**Task directions:** The listing below must be repeated word for word, with its images excluded.

**Supplied data:**
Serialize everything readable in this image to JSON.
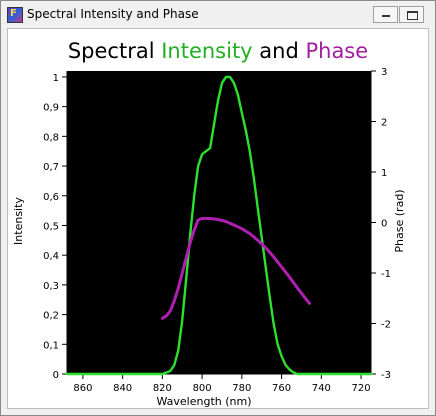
{
  "window": {
    "title": "Spectral Intensity and Phase",
    "icon": "app-icon"
  },
  "chart_data": {
    "type": "line",
    "title_parts": [
      {
        "text": "Spectral ",
        "color": "#000000"
      },
      {
        "text": "Intensity",
        "color": "#22b022"
      },
      {
        "text": " and ",
        "color": "#000000"
      },
      {
        "text": "Phase",
        "color": "#a020a0"
      }
    ],
    "xlabel": "Wavelength (nm)",
    "ylabel": "Intensity",
    "y2label": "Phase (rad)",
    "xlim": [
      868,
      715
    ],
    "ylim": [
      0,
      1.02
    ],
    "y2lim": [
      -3,
      3
    ],
    "x_ticks": [
      860,
      840,
      820,
      800,
      780,
      760,
      740,
      720
    ],
    "x_tick_labels": [
      "860",
      "840",
      "820",
      "800",
      "780",
      "760",
      "740",
      "720"
    ],
    "y_ticks": [
      0,
      0.1,
      0.2,
      0.3,
      0.4,
      0.5,
      0.6,
      0.7,
      0.8,
      0.9,
      1
    ],
    "y_tick_labels": [
      "0",
      "0,1",
      "0,2",
      "0,3",
      "0,4",
      "0,5",
      "0,6",
      "0,7",
      "0,8",
      "0,9",
      "1"
    ],
    "y2_ticks": [
      -3,
      -2,
      -1,
      0,
      1,
      2,
      3
    ],
    "y2_tick_labels": [
      "-3",
      "-2",
      "-1",
      "0",
      "1",
      "2",
      "3"
    ],
    "background": "#000000",
    "grid": false,
    "legend": "none",
    "series": [
      {
        "axis": "left",
        "color": "#2ee02e",
        "x": [
          868,
          830,
          820,
          816,
          814,
          812,
          810,
          808,
          806,
          804,
          802,
          800,
          798,
          796,
          794,
          792,
          790,
          788,
          786,
          784,
          782,
          780,
          778,
          776,
          774,
          772,
          770,
          768,
          766,
          764,
          762,
          760,
          758,
          756,
          754,
          752,
          750,
          748,
          740,
          715
        ],
        "y": [
          0.0,
          0.0,
          0.0,
          0.01,
          0.03,
          0.08,
          0.18,
          0.32,
          0.47,
          0.6,
          0.7,
          0.74,
          0.75,
          0.76,
          0.84,
          0.92,
          0.98,
          1.0,
          1.0,
          0.98,
          0.94,
          0.88,
          0.82,
          0.75,
          0.66,
          0.56,
          0.46,
          0.36,
          0.26,
          0.17,
          0.1,
          0.06,
          0.03,
          0.015,
          0.005,
          0.0,
          0.0,
          0.0,
          0.0,
          0.0
        ]
      },
      {
        "axis": "right",
        "color": "#b020b0",
        "x": [
          820,
          818,
          816,
          814,
          812,
          810,
          808,
          806,
          804,
          802,
          800,
          796,
          792,
          788,
          784,
          780,
          776,
          772,
          768,
          764,
          760,
          756,
          752,
          748,
          746
        ],
        "y": [
          -1.9,
          -1.85,
          -1.75,
          -1.55,
          -1.3,
          -1.0,
          -0.7,
          -0.4,
          -0.15,
          0.05,
          0.08,
          0.08,
          0.06,
          0.02,
          -0.05,
          -0.12,
          -0.22,
          -0.35,
          -0.5,
          -0.68,
          -0.88,
          -1.08,
          -1.3,
          -1.5,
          -1.6
        ]
      }
    ]
  }
}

**Correct answer:**
Serialize everything readable in this image to JSON.
{
  "window": {
    "title": "Spectral Intensity and Phase",
    "icon": "app-icon"
  },
  "chart_data": {
    "type": "line",
    "title_parts": [
      {
        "text": "Spectral ",
        "color": "#000000"
      },
      {
        "text": "Intensity",
        "color": "#22b022"
      },
      {
        "text": " and ",
        "color": "#000000"
      },
      {
        "text": "Phase",
        "color": "#a020a0"
      }
    ],
    "xlabel": "Wavelength (nm)",
    "ylabel": "Intensity",
    "y2label": "Phase (rad)",
    "xlim": [
      868,
      715
    ],
    "ylim": [
      0,
      1.02
    ],
    "y2lim": [
      -3,
      3
    ],
    "x_ticks": [
      860,
      840,
      820,
      800,
      780,
      760,
      740,
      720
    ],
    "x_tick_labels": [
      "860",
      "840",
      "820",
      "800",
      "780",
      "760",
      "740",
      "720"
    ],
    "y_ticks": [
      0,
      0.1,
      0.2,
      0.3,
      0.4,
      0.5,
      0.6,
      0.7,
      0.8,
      0.9,
      1
    ],
    "y_tick_labels": [
      "0",
      "0,1",
      "0,2",
      "0,3",
      "0,4",
      "0,5",
      "0,6",
      "0,7",
      "0,8",
      "0,9",
      "1"
    ],
    "y2_ticks": [
      -3,
      -2,
      -1,
      0,
      1,
      2,
      3
    ],
    "y2_tick_labels": [
      "-3",
      "-2",
      "-1",
      "0",
      "1",
      "2",
      "3"
    ],
    "background": "#000000",
    "grid": false,
    "legend": "none",
    "series": [
      {
        "axis": "left",
        "color": "#2ee02e",
        "x": [
          868,
          830,
          820,
          816,
          814,
          812,
          810,
          808,
          806,
          804,
          802,
          800,
          798,
          796,
          794,
          792,
          790,
          788,
          786,
          784,
          782,
          780,
          778,
          776,
          774,
          772,
          770,
          768,
          766,
          764,
          762,
          760,
          758,
          756,
          754,
          752,
          750,
          748,
          740,
          715
        ],
        "y": [
          0.0,
          0.0,
          0.0,
          0.01,
          0.03,
          0.08,
          0.18,
          0.32,
          0.47,
          0.6,
          0.7,
          0.74,
          0.75,
          0.76,
          0.84,
          0.92,
          0.98,
          1.0,
          1.0,
          0.98,
          0.94,
          0.88,
          0.82,
          0.75,
          0.66,
          0.56,
          0.46,
          0.36,
          0.26,
          0.17,
          0.1,
          0.06,
          0.03,
          0.015,
          0.005,
          0.0,
          0.0,
          0.0,
          0.0,
          0.0
        ]
      },
      {
        "axis": "right",
        "color": "#b020b0",
        "x": [
          820,
          818,
          816,
          814,
          812,
          810,
          808,
          806,
          804,
          802,
          800,
          796,
          792,
          788,
          784,
          780,
          776,
          772,
          768,
          764,
          760,
          756,
          752,
          748,
          746
        ],
        "y": [
          -1.9,
          -1.85,
          -1.75,
          -1.55,
          -1.3,
          -1.0,
          -0.7,
          -0.4,
          -0.15,
          0.05,
          0.08,
          0.08,
          0.06,
          0.02,
          -0.05,
          -0.12,
          -0.22,
          -0.35,
          -0.5,
          -0.68,
          -0.88,
          -1.08,
          -1.3,
          -1.5,
          -1.6
        ]
      }
    ]
  }
}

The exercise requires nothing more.